=== EXCERPT PROVIDED ===

Try this problem from IIT JAM 2017 exam. It deals with evaluating Limit of a function.

Limit of a Function | IIT JAM 2017 | Problem 8


Let

    \[f(x)=\frac{x+|x|(1+x)}{x} \sin \left(\frac{1}{x}\right), \quad x \neq 0\]


Write L=\displaystyle\lim_{x \to 0^{-}} f(x) and R=\displaystyle\lim_{x \to 0^{+}} f(x) .

Then which one of the following is true?

=== ENTRIES PROVIDED ===

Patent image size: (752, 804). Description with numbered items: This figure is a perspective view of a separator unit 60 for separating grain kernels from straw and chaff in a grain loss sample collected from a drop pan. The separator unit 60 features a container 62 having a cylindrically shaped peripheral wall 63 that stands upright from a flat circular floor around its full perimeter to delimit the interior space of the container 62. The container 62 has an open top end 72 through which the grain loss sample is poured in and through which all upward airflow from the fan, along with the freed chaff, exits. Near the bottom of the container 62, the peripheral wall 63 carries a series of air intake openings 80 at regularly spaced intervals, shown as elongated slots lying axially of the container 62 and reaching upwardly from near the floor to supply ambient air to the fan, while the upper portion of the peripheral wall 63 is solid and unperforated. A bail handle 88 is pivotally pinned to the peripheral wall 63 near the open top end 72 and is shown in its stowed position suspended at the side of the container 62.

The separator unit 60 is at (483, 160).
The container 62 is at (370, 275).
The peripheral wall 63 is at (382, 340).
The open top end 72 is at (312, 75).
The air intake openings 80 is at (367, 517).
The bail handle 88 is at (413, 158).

===

▶ SHORT EXERCISE
From the limit problem excerpt, output the portion that begins at the words "Limit of a Function |" and stops after "following is true?", reproduced character for character.

▶ RESPONSE BELOW
Limit of a Function | IIT JAM 2017 | Problem 8


Let

    \[f(x)=\frac{x+|x|(1+x)}{x} \sin \left(\frac{1}{x}\right), \quad x \neq 0\]


Write L=\displaystyle\lim_{x \to 0^{-}} f(x) and R=\displaystyle\lim_{x \to 0^{+}} f(x) .

Then which one of the following is true?